■ OBJECTIF: Poursuivez le texte historique sur la mort d'Henri Ier Beauclerc et sa succession, en reprenant juste après sa dernière phrase.

##### EXTRAIT FOURNI #####

Henri Ier Beauclerc, roi d'Angleterre et duc de Normandie, meurt à Lyons-la-Forêt, en Normandie, le 1er décembre 1135, sans doute d'une indigestion de lamproie. Il a 67 ans. Quatrième fils du roi Guillaume Ier le Conquérant, il a succédé sur le trône à son frère aîné Guillaume II le Roux et, pendant trente-cinq ans, maintenu son royaume dans une paix relative.
Faute de fils légitime, Henri Beauclerc désigne sa fille Mathilde pour lui succéder. Mais le cousin de celle-ci, Étienne de Blois, obtient de se faire couronner par les barons et les bourgeois de Londres. Il s'ensuit une longue succession de combats et de troubles connue sous le nom d'« Anarchie ». Elle s'achève deux décennies plus tard par le couronnement du fils de Mathilde. Celui-ci sera connu sous le nom d'Henri II Plantagenêt, son épouse n'étant autre qu'Aliénor d'Aquitaine.

##### ENREGISTREMENTS FOURNIS #####

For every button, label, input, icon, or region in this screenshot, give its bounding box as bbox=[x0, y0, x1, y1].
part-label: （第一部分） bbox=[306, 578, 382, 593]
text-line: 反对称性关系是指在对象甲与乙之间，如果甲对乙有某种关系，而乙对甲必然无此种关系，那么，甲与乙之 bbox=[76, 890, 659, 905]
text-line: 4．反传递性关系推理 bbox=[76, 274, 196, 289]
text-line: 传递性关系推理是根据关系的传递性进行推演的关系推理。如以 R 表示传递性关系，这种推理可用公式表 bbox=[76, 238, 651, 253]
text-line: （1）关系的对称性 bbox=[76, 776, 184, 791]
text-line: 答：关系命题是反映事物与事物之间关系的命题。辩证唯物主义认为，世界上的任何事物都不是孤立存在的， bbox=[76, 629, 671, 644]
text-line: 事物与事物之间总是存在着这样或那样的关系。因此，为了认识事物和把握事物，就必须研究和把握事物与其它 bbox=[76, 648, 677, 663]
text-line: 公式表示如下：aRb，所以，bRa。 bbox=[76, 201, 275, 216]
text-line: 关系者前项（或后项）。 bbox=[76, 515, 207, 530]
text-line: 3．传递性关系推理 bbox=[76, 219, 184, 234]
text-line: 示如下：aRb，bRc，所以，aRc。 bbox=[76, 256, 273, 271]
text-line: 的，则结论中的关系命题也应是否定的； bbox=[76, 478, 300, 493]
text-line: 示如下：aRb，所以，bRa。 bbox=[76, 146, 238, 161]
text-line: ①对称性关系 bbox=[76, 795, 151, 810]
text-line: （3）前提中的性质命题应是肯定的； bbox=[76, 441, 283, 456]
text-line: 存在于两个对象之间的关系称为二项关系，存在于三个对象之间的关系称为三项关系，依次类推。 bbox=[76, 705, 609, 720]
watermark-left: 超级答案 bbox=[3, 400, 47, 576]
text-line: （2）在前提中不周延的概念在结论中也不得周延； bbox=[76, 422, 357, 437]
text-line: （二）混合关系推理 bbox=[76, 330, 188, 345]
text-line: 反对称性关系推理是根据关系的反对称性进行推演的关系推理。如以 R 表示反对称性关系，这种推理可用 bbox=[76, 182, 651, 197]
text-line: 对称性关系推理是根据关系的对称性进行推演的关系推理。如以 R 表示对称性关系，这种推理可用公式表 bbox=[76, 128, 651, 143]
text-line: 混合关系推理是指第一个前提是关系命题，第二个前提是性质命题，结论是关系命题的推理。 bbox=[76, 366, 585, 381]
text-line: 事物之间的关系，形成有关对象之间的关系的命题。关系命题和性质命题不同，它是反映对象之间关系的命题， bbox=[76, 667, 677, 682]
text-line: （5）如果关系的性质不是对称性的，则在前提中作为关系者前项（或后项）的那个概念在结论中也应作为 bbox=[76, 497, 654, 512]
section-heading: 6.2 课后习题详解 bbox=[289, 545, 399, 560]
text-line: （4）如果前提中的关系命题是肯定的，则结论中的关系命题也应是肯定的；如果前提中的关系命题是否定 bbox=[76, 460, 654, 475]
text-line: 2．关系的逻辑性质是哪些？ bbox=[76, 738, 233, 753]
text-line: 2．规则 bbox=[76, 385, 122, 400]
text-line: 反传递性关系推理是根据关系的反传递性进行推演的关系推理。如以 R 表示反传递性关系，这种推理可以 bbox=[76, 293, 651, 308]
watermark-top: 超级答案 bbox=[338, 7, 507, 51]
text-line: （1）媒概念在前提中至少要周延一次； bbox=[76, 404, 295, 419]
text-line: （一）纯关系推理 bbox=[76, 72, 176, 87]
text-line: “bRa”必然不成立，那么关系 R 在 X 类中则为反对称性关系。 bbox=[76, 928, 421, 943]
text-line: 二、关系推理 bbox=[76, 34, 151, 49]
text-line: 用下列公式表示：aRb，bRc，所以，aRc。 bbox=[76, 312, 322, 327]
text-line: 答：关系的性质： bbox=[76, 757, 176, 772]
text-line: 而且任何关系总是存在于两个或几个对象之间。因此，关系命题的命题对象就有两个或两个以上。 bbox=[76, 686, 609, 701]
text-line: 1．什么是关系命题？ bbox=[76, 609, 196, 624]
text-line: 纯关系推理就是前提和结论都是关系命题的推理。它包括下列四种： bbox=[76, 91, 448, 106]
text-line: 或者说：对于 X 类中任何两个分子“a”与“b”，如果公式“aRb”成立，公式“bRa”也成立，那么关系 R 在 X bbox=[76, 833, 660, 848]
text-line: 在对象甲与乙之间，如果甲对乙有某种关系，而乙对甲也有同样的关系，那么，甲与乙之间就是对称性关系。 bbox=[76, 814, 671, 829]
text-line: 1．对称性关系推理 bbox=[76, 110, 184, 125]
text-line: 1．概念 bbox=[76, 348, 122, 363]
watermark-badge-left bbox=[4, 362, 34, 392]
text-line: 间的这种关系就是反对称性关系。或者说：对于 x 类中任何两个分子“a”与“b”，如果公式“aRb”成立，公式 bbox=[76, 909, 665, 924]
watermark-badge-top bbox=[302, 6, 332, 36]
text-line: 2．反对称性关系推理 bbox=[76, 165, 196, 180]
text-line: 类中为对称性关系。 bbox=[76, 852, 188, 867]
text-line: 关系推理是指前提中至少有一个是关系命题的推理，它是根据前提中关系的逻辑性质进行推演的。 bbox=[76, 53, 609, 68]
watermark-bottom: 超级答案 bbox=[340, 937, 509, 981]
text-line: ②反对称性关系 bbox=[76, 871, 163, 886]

#####
##### ENREGISTREMENTS FOURNIS #####

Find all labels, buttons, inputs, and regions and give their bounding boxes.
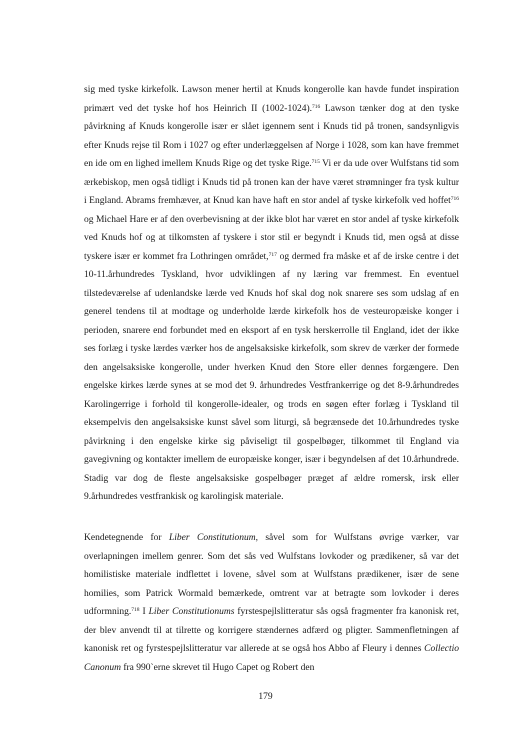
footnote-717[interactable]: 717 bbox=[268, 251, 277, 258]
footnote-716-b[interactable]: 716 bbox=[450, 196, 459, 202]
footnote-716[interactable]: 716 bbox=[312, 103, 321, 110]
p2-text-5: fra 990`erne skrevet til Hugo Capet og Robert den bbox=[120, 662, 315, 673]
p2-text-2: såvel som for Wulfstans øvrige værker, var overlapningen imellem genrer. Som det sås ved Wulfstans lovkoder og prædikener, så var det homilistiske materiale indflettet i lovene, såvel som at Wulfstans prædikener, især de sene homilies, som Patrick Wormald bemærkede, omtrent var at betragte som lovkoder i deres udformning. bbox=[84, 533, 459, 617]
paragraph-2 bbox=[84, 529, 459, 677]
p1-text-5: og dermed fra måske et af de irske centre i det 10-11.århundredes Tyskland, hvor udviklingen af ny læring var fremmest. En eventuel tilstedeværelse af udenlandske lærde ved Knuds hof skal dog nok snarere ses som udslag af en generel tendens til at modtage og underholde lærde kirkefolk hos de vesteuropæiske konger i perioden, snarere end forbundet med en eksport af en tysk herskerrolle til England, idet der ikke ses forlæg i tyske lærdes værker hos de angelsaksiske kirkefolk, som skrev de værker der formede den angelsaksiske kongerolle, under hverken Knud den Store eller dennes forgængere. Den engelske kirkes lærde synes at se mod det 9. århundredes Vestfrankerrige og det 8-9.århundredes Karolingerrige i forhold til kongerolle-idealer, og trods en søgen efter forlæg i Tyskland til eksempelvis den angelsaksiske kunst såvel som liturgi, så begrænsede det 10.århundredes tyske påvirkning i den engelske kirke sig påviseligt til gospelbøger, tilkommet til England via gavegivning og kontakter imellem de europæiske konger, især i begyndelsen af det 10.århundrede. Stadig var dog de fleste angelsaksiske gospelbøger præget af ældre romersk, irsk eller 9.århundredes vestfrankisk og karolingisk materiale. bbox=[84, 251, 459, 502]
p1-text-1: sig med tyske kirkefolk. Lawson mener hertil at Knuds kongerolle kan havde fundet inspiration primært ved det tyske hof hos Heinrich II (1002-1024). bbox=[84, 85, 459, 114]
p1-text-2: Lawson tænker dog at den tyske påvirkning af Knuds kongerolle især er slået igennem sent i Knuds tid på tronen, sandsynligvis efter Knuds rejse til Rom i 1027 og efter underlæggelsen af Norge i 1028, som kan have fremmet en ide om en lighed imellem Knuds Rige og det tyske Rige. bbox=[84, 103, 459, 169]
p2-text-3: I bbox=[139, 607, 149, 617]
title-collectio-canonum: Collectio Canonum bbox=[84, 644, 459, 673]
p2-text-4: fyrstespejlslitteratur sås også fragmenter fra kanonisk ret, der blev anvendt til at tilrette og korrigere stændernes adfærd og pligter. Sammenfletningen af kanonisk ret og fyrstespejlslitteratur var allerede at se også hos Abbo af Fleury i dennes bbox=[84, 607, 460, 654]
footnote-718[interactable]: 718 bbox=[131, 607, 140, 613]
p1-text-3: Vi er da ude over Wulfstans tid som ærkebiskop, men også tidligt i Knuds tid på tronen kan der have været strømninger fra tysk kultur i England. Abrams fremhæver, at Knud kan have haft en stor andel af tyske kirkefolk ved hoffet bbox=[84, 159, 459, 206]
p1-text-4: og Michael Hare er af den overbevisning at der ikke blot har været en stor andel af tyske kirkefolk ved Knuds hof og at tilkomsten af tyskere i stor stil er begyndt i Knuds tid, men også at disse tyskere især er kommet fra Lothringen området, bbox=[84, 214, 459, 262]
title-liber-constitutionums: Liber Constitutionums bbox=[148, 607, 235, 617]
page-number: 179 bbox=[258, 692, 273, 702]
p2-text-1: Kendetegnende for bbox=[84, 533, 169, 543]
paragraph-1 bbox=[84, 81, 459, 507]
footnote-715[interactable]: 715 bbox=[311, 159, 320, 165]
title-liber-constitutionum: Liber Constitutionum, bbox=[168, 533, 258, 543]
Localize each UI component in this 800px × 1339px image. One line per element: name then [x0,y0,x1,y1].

#####

■ RÉPONSE DE L'EXERCICE:
Selon les règles en usage chez les Normands, Guillaume le Conquérant a légué à son fils aîné Robert Courteheuse le patrimoine familial, à savoir le duché de Normandie. Il a confié par ailleurs le royaume d'Angleterre au puîné, Guillaume le Roux (ou Rufus), son fils préféré. Quant à Henri « Beauclerc », ainsi surnommé parce qu'il a fait des études, chose rare à l'époque parmi les chevaliers, il a reçu une jolie somme de cinq mille livres d'argent à la mort de son père en 1087.
Pour les barons normands, qui possèdaient des terres des deux côtés de la Manche, ces legs n'allèrent pas sans inconvénient : à qui devraient-ils obéir en cas de conflit entre les deux frères ? La question ne se posa pas dans l'immédiat car le duc de Normandie Robert Courteheuse choisit de rejoindre la première croisade en Terre Sainte.
Célibataire sans maîtresse ni bâtard, le roi d'Angleterre Guillaume II le Roux menait pendant ce temps une vie fantasque et agitée, en perpétuel conflit avec les prélats. Henri rêvait de lui succéder. Mais voilà qu'on annonça le retour de Robert Courteheuse de Terre sainte, en compagnie d'une jeune et belle épouse. N'allait-il pas revendiquer la succession pour lui-même ?...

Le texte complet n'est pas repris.